AIM> Without skipping anything, write out each record below exactly.

RECORDS FOR THIS EXERCISE>
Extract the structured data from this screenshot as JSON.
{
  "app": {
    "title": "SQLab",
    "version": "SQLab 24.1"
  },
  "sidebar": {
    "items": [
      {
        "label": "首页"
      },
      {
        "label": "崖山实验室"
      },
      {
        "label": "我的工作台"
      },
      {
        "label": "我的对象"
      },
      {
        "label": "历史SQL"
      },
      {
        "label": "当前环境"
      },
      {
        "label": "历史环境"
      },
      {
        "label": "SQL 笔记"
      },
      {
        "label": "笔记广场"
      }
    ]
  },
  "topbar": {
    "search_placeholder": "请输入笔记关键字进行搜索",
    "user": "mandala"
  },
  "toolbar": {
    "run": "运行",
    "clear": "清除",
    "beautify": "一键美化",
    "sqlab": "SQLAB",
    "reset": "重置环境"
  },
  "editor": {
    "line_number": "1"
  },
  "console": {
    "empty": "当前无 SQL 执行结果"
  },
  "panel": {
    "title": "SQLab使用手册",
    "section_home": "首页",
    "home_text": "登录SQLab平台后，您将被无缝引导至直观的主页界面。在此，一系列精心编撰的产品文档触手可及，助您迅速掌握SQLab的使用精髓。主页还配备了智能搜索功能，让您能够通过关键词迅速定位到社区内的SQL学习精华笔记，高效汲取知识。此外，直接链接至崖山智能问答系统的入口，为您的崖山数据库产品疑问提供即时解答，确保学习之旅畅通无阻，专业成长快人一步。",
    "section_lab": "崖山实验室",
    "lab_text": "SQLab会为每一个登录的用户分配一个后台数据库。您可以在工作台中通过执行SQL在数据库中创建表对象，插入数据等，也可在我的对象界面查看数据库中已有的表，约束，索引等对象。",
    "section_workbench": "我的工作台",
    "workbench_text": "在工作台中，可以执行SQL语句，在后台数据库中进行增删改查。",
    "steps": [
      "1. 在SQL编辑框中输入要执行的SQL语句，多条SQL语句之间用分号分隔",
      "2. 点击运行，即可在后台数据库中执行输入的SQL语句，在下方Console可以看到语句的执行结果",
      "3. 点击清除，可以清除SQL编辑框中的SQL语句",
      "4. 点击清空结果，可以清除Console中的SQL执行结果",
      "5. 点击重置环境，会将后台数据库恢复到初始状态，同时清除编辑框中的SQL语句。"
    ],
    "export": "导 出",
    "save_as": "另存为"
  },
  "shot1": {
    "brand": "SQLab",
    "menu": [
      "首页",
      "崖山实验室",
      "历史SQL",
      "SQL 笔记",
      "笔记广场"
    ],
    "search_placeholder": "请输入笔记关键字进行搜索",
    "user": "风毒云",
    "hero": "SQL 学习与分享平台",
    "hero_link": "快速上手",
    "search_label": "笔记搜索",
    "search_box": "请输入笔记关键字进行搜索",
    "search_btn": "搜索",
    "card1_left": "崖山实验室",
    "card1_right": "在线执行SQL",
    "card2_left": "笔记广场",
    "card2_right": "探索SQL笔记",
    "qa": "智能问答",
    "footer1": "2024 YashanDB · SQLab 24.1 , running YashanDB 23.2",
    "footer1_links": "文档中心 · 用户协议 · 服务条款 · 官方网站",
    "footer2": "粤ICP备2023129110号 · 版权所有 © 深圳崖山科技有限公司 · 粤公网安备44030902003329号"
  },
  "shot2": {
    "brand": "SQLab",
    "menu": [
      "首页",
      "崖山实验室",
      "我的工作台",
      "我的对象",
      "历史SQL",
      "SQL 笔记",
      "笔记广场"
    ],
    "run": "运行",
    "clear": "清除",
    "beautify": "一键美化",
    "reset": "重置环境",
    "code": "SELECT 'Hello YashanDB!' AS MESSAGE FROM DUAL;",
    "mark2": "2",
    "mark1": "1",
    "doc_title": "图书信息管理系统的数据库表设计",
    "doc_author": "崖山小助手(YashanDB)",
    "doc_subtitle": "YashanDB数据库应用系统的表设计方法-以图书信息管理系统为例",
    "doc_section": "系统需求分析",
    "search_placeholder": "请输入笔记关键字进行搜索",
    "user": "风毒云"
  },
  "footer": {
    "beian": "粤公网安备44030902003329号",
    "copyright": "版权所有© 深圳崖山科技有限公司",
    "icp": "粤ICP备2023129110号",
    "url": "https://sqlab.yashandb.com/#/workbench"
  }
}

WRITTEN SOLUTION>
Extract the structured data from this screenshot as JSON.
{
  "app": {
    "title": "SQLab",
    "version": "SQLab 24.1"
  },
  "sidebar": {
    "items": [
      {
        "label": "首页"
      },
      {
        "label": "崖山实验室"
      },
      {
        "label": "我的工作台"
      },
      {
        "label": "我的对象"
      },
      {
        "label": "历史SQL"
      },
      {
        "label": "当前环境"
      },
      {
        "label": "历史环境"
      },
      {
        "label": "SQL 笔记"
      },
      {
        "label": "笔记广场"
      }
    ]
  },
  "topbar": {
    "search_placeholder": "请输入笔记关键字进行搜索",
    "user": "mandala"
  },
  "toolbar": {
    "run": "运行",
    "clear": "清除",
    "beautify": "一键美化",
    "sqlab": "SQLAB",
    "reset": "重置环境"
  },
  "editor": {
    "line_number": "1"
  },
  "console": {
    "empty": "当前无 SQL 执行结果"
  },
  "panel": {
    "title": "SQLab使用手册",
    "section_home": "首页",
    "home_text": "登录SQLab平台后，您将被无缝引导至直观的主页界面。在此，一系列精心编撰的产品文档触手可及，助您迅速掌握SQLab的使用精髓。主页还配备了智能搜索功能，让您能够通过关键词迅速定位到社区内的SQL学习精华笔记，高效汲取知识。此外，直接链接至崖山智能问答系统的入口，为您的崖山数据库产品疑问提供即时解答，确保学习之旅畅通无阻，专业成长快人一步。",
    "section_lab": "崖山实验室",
    "lab_text": "SQLab会为每一个登录的用户分配一个后台数据库。您可以在工作台中通过执行SQL在数据库中创建表对象，插入数据等，也可在我的对象界面查看数据库中已有的表，约束，索引等对象。",
    "section_workbench": "我的工作台",
    "workbench_text": "在工作台中，可以执行SQL语句，在后台数据库中进行增删改查。",
    "steps": [
      "1. 在SQL编辑框中输入要执行的SQL语句，多条SQL语句之间用分号分隔",
      "2. 点击运行，即可在后台数据库中执行输入的SQL语句，在下方Console可以看到语句的执行结果",
      "3. 点击清除，可以清除SQL编辑框中的SQL语句",
      "4. 点击清空结果，可以清除Console中的SQL执行结果",
      "5. 点击重置环境，会将后台数据库恢复到初始状态，同时清除编辑框中的SQL语句。"
    ],
    "export": "导 出",
    "save_as": "另存为"
  },
  "shot1": {
    "brand": "SQLab",
    "menu": [
      "首页",
      "崖山实验室",
      "历史SQL",
      "SQL 笔记",
      "笔记广场"
    ],
    "search_placeholder": "请输入笔记关键字进行搜索",
    "user": "风毒云",
    "hero": "SQL 学习与分享平台",
    "hero_link": "快速上手",
    "search_label": "笔记搜索",
    "search_box": "请输入笔记关键字进行搜索",
    "search_btn": "搜索",
    "card1_left": "崖山实验室",
    "card1_right": "在线执行SQL",
    "card2_left": "笔记广场",
    "card2_right": "探索SQL笔记",
    "qa": "智能问答",
    "footer1": "2024 YashanDB · SQLab 24.1 , running YashanDB 23.2",
    "footer1_links": "文档中心 · 用户协议 · 服务条款 · 官方网站",
    "footer2": "粤ICP备2023129110号 · 版权所有 © 深圳崖山科技有限公司 · 粤公网安备44030902003329号"
  },
  "shot2": {
    "brand": "SQLab",
    "menu": [
      "首页",
      "崖山实验室",
      "我的工作台",
      "我的对象",
      "历史SQL",
      "SQL 笔记",
      "笔记广场"
    ],
    "run": "运行",
    "clear": "清除",
    "beautify": "一键美化",
    "reset": "重置环境",
    "code": "SELECT 'Hello YashanDB!' AS MESSAGE FROM DUAL;",
    "mark2": "2",
    "mark1": "1",
    "doc_title": "图书信息管理系统的数据库表设计",
    "doc_author": "崖山小助手(YashanDB)",
    "doc_subtitle": "YashanDB数据库应用系统的表设计方法-以图书信息管理系统为例",
    "doc_section": "系统需求分析",
    "search_placeholder": "请输入笔记关键字进行搜索",
    "user": "风毒云"
  },
  "footer": {
    "beian": "粤公网安备44030902003329号",
    "copyright": "版权所有© 深圳崖山科技有限公司",
    "icp": "粤ICP备2023129110号",
    "url": "https://sqlab.yashandb.com/#/workbench"
  }
}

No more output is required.